## Directive
The passage on critical temporalities lists several social movements alongside scholars' concepts as reworking linear time. Name each of those movements.

## Passage
====

Recognising that particular kinds of time uphold, and seek to
enforce, particular kinds of social formations and power relations, a
range of what might be called ‘critical temporalities’ have been
proposed, both from within and outside of the academy. The need to
think and live time differently has come to be seen as a necessary
part of the work of challenging particular hegemonic regimes and of
opening up new modes of agency and action. Homi Bhabha’s ‘enunciative
present’, Barbara Adam’s ‘timescapes’, Dana Luciano’s
‘chronobiopolitics’, Jacques Derrida’s ‘time out of joint’, Elizabeth
Freeman’s ‘chrononormativity’ and Deborah Bird Rose’s ‘multispecies
knots of ethical time’, as well as social movements such as
Cittaslow, Voluntary Simplicity, the Long Now Foundation and
Transition Towns, all problematise and rework traditional Western
allegiances to a supposedly progressive, all-encompassing linear
time. The role of ‘critical temporalities’ is thus complicated and
wide-ranging, bringing multiple disciplines into proximity around a
shared concern with the role of time in the workings of power and the
possibilities of agency.

The aim of this workshop then is to draw together these
multi-disciplinary attempts to challenge and rethink time in order to
provide participants with the opportunity to explore potential
overlaps, dissonances and opportunities for cross-disciplinary
conversation. How might queer temporalities and the temporalities of
post-colonialism speak to or challenge each other? Could the time of
feminist visions of heterogeneous community provide insights into how
to think multi-species communities? Might movements like Cittaslow
and the Long Now federation that challenge the accelerating, and yet
narrow, time of neoliberalism be further challenged or extended by
indigenous critiques of the temporalities of international
development agencies?

We are thus inviting applications from those researching the links
between time, power and agency from across the humanities and social
sciences who would be interested in thinking with the broad spectrum
of critical temporalities. We are also inviting applications from
those working within community organisations, government or policy
who would like to explore how questions about time, power and agency,
arise within their work.

====

## Data section
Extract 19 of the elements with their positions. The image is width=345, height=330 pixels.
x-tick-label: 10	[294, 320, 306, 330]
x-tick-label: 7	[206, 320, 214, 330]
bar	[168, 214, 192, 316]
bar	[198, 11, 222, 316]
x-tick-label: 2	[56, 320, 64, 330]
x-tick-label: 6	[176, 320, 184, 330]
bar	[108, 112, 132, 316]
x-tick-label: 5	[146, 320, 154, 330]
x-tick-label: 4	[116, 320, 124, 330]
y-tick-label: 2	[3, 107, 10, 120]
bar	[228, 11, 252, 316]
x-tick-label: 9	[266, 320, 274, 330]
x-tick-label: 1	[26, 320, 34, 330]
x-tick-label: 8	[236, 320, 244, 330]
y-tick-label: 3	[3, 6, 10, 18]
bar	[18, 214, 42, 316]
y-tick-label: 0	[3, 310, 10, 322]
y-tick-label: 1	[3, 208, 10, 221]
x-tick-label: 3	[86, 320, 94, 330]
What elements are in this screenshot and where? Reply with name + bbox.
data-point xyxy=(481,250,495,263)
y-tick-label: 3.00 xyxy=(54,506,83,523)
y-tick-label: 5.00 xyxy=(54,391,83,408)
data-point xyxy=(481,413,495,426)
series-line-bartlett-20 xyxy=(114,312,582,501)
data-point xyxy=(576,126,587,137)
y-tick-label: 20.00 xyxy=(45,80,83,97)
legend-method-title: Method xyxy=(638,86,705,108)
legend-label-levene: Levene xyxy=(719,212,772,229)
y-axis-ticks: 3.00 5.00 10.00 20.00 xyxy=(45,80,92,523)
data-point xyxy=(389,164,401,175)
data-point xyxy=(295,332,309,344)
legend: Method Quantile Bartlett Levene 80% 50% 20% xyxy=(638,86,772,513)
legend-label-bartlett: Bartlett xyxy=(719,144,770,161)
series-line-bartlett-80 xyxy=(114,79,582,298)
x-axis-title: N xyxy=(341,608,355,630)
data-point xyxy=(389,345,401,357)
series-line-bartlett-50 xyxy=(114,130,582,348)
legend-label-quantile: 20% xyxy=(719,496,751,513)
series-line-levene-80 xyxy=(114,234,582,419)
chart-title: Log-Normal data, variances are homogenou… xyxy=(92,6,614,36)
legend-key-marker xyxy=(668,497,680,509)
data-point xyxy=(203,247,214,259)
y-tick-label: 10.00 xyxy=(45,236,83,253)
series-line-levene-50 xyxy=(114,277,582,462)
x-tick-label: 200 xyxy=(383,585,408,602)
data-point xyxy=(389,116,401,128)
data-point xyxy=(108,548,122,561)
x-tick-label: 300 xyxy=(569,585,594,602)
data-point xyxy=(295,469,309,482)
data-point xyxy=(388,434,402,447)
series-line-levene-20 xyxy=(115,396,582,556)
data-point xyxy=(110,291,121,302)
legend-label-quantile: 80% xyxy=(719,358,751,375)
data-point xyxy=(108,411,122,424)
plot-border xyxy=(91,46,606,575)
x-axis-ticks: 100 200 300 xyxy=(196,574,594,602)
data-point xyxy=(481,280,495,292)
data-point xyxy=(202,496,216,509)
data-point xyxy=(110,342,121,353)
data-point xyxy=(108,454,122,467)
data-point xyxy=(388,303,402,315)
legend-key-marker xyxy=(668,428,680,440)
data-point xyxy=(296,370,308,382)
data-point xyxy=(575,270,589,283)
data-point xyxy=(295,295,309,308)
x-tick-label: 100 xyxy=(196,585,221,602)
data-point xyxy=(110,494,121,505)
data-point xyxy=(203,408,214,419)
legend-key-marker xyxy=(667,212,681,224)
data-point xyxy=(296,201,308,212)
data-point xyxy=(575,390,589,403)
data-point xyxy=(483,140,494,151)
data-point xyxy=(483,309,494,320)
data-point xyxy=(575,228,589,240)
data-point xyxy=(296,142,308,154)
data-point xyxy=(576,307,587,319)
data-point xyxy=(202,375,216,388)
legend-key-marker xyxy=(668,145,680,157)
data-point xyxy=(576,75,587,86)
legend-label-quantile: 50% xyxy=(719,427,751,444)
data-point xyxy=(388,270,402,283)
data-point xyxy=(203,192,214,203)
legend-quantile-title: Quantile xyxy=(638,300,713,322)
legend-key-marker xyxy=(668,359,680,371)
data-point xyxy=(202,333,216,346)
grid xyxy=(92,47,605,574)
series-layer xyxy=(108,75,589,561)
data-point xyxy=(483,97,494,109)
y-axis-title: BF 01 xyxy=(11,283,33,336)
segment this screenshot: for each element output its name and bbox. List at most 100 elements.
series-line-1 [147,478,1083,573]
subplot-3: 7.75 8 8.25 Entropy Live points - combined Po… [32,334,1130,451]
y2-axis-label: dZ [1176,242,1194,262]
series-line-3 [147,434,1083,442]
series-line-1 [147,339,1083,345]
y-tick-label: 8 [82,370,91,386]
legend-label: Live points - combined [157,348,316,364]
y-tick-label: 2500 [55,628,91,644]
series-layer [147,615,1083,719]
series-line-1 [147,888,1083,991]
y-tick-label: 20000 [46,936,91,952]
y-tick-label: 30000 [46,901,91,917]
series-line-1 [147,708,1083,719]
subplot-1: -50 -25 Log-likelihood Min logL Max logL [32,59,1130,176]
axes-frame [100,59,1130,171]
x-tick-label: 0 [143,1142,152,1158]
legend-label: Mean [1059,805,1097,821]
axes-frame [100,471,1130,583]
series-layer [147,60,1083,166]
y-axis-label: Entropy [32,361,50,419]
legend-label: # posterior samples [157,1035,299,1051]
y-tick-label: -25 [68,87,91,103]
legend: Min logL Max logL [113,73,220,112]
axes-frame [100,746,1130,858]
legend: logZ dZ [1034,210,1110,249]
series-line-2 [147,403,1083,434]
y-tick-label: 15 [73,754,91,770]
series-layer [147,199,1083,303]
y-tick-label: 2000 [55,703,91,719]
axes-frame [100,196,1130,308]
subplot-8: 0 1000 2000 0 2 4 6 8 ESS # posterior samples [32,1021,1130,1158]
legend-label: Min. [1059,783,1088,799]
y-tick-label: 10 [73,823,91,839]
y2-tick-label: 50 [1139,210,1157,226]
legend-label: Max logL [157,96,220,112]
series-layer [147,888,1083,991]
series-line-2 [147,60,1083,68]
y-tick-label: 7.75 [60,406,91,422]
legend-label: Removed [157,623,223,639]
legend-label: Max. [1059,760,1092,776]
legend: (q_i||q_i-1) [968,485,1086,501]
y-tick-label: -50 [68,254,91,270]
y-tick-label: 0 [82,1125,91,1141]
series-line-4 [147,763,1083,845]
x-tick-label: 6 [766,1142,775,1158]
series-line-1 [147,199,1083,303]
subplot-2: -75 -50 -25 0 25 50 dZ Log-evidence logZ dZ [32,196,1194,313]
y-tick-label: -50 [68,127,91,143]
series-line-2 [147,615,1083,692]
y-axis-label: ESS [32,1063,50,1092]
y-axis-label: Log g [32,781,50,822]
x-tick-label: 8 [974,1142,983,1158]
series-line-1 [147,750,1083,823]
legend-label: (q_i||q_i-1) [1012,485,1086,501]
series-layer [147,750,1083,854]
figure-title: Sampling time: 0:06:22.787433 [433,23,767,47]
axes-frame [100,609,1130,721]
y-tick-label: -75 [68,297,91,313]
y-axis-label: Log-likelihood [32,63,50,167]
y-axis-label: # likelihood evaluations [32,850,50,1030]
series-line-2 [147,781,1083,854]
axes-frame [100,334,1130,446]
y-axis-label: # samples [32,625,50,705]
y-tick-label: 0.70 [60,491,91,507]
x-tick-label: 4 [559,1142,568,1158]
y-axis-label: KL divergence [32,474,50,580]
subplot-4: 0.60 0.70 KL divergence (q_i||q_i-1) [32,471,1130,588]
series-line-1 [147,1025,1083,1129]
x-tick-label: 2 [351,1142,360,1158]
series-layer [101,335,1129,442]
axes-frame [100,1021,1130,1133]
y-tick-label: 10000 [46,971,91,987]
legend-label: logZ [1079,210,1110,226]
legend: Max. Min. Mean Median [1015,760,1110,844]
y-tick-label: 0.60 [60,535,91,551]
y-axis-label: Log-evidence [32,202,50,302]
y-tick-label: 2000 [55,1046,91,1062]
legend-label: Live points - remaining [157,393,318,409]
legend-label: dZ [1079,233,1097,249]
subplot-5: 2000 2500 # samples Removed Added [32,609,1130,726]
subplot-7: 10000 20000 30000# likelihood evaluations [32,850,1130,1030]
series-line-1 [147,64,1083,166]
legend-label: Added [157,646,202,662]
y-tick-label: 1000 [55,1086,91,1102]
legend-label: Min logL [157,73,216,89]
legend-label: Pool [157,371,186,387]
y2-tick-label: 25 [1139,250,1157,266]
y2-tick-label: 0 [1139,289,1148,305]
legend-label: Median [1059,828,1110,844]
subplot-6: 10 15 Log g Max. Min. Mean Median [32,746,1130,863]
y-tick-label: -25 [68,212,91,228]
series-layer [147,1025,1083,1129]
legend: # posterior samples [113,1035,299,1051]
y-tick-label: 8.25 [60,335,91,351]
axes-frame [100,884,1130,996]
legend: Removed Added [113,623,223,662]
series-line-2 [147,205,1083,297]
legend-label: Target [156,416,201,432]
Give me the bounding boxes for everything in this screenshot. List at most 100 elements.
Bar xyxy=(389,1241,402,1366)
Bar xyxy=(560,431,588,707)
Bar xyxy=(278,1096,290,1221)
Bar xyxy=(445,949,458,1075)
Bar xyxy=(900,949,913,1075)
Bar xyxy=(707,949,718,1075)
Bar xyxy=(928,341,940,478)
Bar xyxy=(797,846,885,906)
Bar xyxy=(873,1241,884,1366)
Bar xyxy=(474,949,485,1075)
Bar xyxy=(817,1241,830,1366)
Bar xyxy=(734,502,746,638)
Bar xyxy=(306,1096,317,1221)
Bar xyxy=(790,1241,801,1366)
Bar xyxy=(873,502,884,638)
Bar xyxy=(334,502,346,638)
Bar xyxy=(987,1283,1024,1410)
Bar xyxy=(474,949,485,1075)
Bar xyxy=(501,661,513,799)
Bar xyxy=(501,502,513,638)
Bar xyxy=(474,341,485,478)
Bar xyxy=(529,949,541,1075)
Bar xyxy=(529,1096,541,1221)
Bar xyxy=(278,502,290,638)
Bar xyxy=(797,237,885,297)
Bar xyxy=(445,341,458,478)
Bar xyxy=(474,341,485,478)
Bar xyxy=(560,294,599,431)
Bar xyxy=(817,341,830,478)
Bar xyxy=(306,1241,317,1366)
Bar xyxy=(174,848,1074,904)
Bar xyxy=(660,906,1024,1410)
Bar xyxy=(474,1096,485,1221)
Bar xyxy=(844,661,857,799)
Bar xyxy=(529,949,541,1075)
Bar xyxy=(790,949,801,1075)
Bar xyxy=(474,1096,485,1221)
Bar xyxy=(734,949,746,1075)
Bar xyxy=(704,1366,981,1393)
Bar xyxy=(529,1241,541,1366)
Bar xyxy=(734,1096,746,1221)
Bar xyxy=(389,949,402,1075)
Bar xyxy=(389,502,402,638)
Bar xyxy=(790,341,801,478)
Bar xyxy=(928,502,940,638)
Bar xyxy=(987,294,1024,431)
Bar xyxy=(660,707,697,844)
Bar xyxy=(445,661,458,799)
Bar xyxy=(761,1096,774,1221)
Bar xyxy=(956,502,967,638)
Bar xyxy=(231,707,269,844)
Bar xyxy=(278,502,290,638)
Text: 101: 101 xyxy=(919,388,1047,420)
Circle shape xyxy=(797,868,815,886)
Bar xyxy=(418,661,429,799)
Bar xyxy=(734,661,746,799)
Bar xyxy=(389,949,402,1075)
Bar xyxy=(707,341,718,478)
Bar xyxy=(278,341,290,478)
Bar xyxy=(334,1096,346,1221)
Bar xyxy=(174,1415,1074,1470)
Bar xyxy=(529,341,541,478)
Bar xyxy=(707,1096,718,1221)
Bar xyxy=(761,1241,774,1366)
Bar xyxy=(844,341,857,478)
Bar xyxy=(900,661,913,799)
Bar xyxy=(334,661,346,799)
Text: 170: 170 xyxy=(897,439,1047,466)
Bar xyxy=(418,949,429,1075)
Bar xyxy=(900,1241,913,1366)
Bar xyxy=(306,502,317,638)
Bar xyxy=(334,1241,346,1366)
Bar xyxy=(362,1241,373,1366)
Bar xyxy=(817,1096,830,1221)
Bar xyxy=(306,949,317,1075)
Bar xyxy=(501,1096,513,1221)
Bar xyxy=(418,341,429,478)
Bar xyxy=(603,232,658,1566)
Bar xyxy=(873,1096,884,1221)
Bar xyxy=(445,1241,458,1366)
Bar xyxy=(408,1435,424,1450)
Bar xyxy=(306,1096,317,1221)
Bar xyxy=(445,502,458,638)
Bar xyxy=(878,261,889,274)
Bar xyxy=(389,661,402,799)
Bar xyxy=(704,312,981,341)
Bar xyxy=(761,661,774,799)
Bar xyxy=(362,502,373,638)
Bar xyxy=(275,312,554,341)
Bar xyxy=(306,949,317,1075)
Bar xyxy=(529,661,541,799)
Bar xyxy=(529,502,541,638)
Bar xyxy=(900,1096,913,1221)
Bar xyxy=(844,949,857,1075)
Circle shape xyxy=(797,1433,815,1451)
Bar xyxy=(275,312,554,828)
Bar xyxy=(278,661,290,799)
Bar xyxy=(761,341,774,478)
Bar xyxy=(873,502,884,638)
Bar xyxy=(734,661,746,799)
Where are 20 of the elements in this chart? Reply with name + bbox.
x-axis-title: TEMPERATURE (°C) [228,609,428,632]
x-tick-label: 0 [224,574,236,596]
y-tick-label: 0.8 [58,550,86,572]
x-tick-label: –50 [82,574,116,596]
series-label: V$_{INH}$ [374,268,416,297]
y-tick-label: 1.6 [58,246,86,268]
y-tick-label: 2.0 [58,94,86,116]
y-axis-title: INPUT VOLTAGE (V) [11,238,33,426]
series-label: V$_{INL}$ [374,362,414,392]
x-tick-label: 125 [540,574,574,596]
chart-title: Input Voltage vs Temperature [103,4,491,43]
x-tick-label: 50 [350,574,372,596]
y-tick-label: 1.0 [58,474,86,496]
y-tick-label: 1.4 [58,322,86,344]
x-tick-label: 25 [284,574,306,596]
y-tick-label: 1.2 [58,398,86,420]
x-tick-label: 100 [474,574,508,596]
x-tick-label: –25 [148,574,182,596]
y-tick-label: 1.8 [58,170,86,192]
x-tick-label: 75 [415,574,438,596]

====

## Answer to this problem
Cittaslow, Voluntary Simplicity, the Long Now Foundation, and Transition Towns.